Directions -
Please give the records again, beginning at the first line and stopping after the line that contains "nav-link-profile[interactable]: Profile bbox=[503, 81, 586, 95]", with "Enumerate" changed to "List" and everything else kept the same.

————————

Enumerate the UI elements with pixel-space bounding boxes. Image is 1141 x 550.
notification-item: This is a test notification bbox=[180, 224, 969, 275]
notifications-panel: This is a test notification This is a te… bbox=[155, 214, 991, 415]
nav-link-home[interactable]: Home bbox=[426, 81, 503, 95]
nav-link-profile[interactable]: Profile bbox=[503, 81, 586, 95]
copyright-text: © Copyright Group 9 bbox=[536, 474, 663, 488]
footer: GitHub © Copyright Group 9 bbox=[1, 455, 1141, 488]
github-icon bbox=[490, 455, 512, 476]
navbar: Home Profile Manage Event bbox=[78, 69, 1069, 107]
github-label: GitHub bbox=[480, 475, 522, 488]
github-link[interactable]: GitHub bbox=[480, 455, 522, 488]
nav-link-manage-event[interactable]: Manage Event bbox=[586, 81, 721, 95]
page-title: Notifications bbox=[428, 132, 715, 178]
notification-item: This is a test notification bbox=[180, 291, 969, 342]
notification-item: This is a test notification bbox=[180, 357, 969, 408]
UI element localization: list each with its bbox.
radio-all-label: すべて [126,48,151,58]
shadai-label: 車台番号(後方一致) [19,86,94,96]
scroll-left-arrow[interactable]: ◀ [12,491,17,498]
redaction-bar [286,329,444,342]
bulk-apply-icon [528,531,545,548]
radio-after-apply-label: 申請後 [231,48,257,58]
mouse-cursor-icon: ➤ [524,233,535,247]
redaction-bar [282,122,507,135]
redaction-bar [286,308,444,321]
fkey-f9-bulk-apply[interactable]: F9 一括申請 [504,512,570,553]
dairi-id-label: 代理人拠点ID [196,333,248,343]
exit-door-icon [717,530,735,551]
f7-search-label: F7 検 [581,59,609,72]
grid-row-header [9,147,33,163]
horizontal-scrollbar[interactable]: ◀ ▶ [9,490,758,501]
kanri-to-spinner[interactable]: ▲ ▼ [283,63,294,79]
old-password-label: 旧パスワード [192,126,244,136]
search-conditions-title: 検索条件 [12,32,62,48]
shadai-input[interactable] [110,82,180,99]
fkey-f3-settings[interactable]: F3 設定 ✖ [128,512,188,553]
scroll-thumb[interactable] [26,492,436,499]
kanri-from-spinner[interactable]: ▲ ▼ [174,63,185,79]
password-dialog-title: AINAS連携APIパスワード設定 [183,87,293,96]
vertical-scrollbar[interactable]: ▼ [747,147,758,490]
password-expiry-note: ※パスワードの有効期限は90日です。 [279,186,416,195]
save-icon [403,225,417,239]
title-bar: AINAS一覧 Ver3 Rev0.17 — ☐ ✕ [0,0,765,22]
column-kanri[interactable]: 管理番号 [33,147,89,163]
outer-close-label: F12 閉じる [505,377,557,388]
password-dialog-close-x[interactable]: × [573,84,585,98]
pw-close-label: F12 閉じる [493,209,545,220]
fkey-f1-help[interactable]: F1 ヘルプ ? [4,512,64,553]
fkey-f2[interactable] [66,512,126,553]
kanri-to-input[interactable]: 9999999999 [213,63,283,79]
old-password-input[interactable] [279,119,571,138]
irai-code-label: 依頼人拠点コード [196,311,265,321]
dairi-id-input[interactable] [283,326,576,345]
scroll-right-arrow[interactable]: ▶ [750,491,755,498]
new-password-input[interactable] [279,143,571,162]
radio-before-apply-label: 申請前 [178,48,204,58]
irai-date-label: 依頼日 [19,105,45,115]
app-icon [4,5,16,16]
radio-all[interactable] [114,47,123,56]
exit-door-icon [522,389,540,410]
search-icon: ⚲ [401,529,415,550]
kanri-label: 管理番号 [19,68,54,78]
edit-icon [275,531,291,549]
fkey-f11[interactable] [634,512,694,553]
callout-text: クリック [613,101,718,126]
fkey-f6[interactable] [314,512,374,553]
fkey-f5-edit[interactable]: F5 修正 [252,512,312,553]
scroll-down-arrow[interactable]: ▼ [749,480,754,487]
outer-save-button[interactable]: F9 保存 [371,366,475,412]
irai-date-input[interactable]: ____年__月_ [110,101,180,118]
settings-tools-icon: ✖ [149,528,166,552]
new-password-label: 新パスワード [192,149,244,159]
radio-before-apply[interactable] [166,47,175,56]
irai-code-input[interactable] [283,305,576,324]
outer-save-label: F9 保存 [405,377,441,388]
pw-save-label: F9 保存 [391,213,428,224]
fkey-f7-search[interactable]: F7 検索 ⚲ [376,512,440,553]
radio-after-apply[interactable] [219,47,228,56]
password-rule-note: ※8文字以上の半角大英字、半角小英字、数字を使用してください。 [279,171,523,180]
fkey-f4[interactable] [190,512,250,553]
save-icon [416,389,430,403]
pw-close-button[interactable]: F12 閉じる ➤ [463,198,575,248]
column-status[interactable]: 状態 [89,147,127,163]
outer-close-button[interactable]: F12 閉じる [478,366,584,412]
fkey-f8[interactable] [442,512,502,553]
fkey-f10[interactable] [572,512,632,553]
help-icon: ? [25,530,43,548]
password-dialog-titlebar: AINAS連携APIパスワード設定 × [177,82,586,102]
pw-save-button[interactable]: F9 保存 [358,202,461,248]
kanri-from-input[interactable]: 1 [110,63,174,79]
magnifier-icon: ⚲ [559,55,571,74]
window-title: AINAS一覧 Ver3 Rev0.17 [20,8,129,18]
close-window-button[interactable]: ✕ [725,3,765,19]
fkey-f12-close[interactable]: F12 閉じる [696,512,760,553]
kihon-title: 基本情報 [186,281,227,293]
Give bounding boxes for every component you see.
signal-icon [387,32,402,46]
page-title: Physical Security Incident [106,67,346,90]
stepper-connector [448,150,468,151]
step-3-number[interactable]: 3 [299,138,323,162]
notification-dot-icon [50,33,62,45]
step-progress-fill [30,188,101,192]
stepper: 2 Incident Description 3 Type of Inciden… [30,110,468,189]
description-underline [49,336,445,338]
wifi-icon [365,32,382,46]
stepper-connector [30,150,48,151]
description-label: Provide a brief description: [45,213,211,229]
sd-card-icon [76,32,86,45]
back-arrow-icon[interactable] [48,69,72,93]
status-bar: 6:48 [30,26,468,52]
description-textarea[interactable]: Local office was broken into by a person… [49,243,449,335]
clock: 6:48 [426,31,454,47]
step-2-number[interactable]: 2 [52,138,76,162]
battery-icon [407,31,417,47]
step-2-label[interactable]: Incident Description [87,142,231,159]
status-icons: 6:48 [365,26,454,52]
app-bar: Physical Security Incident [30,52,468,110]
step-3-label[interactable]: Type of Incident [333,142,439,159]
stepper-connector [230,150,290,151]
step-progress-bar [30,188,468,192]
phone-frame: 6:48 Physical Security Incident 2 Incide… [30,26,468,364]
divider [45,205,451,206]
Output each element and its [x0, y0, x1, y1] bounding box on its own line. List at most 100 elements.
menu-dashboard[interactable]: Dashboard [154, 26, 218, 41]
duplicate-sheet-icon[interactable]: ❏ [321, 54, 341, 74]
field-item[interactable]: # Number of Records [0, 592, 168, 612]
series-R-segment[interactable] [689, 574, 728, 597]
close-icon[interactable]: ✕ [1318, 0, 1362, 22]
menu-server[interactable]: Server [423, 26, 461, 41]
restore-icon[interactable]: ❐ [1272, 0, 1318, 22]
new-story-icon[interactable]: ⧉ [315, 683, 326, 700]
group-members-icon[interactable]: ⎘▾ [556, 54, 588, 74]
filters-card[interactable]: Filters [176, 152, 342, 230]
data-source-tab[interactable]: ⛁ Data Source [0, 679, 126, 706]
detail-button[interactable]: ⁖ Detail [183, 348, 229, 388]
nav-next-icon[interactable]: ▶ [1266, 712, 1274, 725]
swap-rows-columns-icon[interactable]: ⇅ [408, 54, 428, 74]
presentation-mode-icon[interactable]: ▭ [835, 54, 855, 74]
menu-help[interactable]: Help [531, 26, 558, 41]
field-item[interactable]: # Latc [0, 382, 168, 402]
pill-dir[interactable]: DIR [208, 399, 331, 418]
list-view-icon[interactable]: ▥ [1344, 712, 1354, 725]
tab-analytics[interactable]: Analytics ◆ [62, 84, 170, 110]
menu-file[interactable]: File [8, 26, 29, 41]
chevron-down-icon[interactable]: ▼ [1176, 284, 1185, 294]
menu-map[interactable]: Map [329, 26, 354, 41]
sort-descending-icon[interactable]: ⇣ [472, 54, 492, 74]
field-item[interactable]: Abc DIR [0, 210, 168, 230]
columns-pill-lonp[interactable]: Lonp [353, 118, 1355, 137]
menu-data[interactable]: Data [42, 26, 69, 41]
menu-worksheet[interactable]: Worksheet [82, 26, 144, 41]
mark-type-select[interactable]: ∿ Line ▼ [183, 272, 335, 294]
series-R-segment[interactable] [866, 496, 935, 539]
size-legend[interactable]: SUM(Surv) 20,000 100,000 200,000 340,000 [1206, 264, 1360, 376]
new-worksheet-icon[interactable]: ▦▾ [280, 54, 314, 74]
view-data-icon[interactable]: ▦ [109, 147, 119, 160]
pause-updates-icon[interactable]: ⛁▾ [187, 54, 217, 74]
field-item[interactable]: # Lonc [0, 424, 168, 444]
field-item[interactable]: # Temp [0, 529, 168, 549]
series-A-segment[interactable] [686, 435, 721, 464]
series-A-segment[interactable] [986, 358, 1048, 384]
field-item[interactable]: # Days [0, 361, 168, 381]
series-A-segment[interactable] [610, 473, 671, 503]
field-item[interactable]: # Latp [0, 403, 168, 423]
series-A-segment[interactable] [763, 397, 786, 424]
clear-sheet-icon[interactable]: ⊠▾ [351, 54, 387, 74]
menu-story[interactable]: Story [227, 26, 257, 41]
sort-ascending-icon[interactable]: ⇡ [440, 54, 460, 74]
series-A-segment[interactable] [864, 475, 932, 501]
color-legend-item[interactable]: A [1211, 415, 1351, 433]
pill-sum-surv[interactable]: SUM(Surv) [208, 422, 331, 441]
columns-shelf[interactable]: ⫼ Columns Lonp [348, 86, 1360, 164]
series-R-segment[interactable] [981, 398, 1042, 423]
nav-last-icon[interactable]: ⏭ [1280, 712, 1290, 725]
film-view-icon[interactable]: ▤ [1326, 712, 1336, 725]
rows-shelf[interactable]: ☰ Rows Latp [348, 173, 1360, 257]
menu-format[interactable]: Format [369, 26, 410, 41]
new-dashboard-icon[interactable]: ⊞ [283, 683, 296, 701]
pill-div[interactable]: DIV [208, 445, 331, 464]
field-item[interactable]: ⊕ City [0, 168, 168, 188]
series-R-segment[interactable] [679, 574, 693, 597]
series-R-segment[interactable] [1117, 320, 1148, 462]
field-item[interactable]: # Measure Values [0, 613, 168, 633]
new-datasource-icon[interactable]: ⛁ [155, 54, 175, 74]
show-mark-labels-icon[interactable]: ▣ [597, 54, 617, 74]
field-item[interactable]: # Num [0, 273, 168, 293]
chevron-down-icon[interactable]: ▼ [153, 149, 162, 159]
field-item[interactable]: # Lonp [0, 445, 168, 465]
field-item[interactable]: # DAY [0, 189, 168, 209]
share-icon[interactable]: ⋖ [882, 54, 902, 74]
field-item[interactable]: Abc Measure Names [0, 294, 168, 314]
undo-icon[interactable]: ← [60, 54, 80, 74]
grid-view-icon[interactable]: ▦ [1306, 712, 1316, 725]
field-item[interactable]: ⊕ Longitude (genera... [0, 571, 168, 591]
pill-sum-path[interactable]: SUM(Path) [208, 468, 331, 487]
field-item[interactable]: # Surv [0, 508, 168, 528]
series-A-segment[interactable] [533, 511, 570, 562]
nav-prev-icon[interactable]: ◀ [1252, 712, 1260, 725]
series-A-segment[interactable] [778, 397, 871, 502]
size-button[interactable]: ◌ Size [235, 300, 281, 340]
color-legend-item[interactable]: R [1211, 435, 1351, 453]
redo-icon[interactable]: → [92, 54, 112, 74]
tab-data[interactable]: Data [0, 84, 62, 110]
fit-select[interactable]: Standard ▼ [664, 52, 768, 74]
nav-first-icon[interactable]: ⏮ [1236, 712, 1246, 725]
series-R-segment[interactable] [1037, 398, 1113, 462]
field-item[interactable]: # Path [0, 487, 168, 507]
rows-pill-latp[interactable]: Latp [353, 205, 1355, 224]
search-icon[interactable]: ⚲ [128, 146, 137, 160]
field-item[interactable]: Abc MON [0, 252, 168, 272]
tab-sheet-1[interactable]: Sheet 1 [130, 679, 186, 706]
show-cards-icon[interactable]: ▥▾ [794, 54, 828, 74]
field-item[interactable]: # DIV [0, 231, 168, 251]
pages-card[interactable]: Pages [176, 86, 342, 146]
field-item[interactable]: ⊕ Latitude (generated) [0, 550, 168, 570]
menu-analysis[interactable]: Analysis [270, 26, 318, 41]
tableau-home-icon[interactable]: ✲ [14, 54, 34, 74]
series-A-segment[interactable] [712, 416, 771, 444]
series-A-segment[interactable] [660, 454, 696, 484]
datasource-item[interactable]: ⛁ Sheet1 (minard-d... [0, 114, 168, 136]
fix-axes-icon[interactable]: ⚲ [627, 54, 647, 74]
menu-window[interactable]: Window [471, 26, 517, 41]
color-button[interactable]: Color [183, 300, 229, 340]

————————

Written solution -
List the UI elements with pixel-space bounding boxes. Image is 1141 x 550.
notification-item: This is a test notification bbox=[180, 224, 969, 275]
notifications-panel: This is a test notification This is a te… bbox=[155, 214, 991, 415]
nav-link-home[interactable]: Home bbox=[426, 81, 503, 95]
nav-link-profile[interactable]: Profile bbox=[503, 81, 586, 95]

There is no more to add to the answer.